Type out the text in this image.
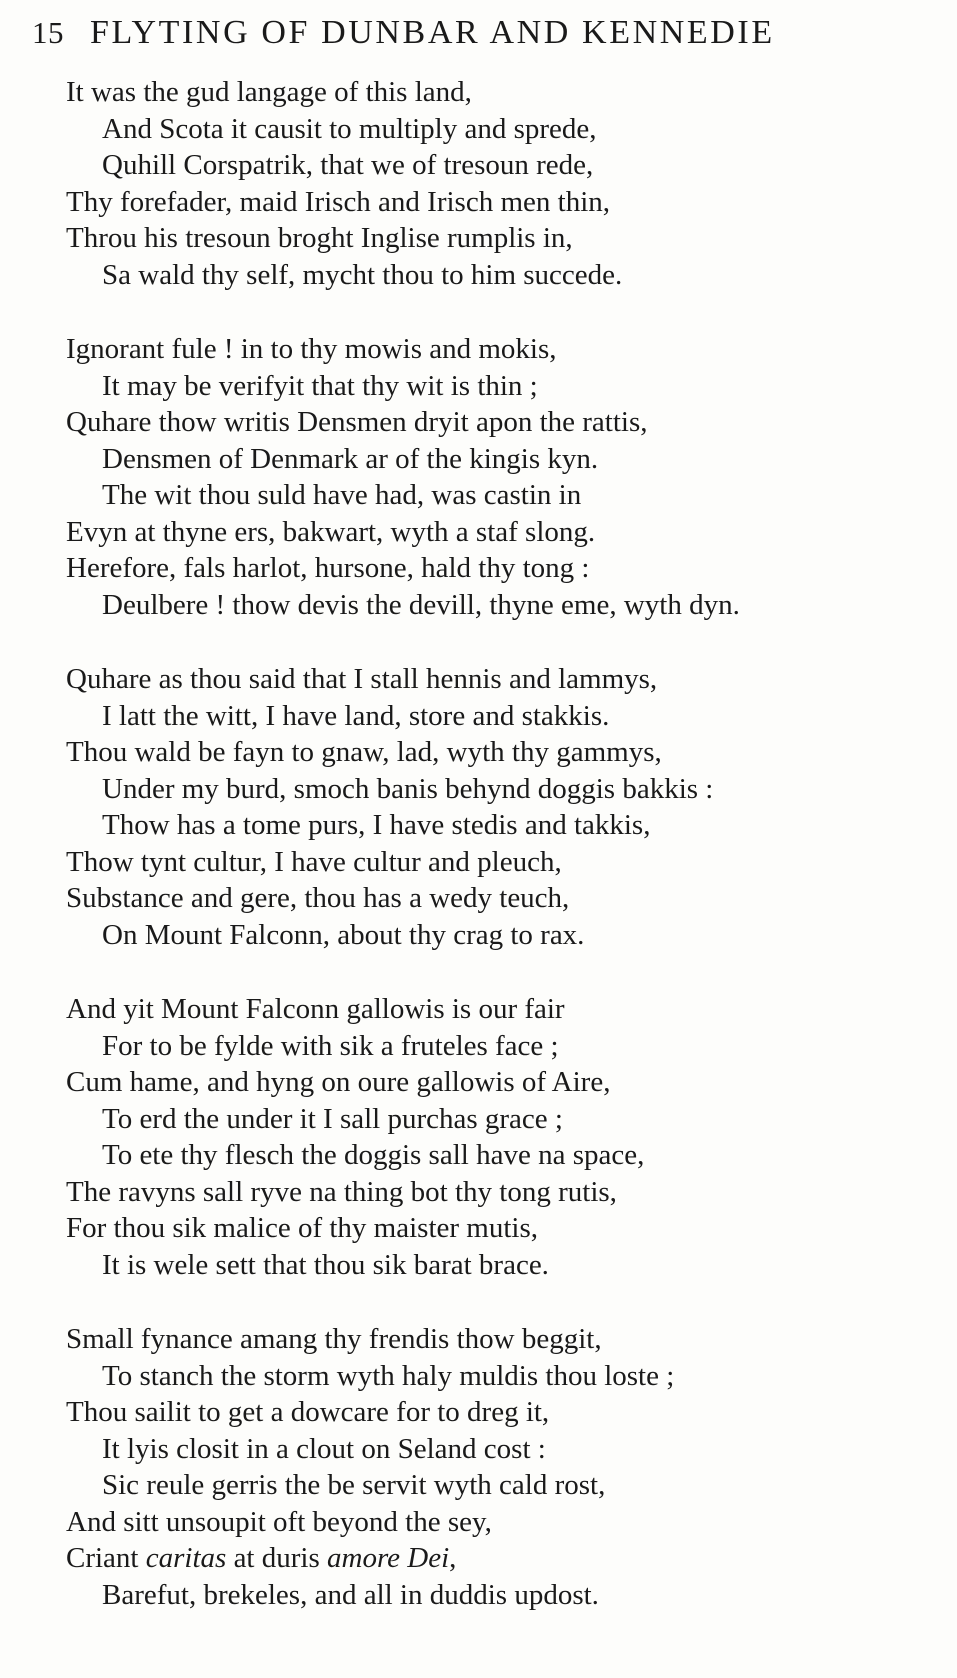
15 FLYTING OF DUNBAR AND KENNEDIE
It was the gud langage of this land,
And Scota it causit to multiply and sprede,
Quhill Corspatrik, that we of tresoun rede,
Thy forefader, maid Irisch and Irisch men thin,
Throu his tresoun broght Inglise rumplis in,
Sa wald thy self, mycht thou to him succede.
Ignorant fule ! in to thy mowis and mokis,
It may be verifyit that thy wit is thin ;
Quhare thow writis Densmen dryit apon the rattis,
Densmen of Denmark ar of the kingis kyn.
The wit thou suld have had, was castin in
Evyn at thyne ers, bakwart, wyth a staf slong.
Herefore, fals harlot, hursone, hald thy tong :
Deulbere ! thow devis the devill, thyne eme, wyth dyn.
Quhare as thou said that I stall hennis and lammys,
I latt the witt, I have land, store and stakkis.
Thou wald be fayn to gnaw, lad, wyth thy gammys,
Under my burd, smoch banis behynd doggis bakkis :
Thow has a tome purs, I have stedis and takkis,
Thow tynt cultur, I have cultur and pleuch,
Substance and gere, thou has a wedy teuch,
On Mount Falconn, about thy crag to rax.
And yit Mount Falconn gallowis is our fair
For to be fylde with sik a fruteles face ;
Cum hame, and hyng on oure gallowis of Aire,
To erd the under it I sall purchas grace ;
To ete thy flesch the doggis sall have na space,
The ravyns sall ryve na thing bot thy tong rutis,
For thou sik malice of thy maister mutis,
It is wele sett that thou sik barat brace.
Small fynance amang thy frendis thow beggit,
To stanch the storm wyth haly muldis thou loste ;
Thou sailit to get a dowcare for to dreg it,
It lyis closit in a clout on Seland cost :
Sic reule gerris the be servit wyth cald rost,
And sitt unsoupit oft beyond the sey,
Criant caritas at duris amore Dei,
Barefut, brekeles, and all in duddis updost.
-=-=-
> YOUR TASK
Output a faithful copy of the data, with each picture left out.

> OUTPUT FOR THIS TASK
Type out the text in this image.
15 FLYTING OF DUNBAR AND KENNEDIE
It was the gud langage of this land,
And Scota it causit to multiply and sprede,
Quhill Corspatrik, that we of tresoun rede,
Thy forefader, maid Irisch and Irisch men thin,
Throu his tresoun broght Inglise rumplis in,
Sa wald thy self, mycht thou to him succede.
Ignorant fule ! in to thy mowis and mokis,
It may be verifyit that thy wit is thin ;
Quhare thow writis Densmen dryit apon the rattis,
Densmen of Denmark ar of the kingis kyn.
The wit thou suld have had, was castin in
Evyn at thyne ers, bakwart, wyth a staf slong.
Herefore, fals harlot, hursone, hald thy tong :
Deulbere ! thow devis the devill, thyne eme, wyth dyn.
Quhare as thou said that I stall hennis and lammys,
I latt the witt, I have land, store and stakkis.
Thou wald be fayn to gnaw, lad, wyth thy gammys,
Under my burd, smoch banis behynd doggis bakkis :
Thow has a tome purs, I have stedis and takkis,
Thow tynt cultur, I have cultur and pleuch,
Substance and gere, thou has a wedy teuch,
On Mount Falconn, about thy crag to rax.
And yit Mount Falconn gallowis is our fair
For to be fylde with sik a fruteles face ;
Cum hame, and hyng on oure gallowis of Aire,
To erd the under it I sall purchas grace ;
To ete thy flesch the doggis sall have na space,
The ravyns sall ryve na thing bot thy tong rutis,
For thou sik malice of thy maister mutis,
It is wele sett that thou sik barat brace.
Small fynance amang thy frendis thow beggit,
To stanch the storm wyth haly muldis thou loste ;
Thou sailit to get a dowcare for to dreg it,
It lyis closit in a clout on Seland cost :
Sic reule gerris the be servit wyth cald rost,
And sitt unsoupit oft beyond the sey,
Criant caritas at duris amore Dei,
Barefut, brekeles, and all in duddis updost.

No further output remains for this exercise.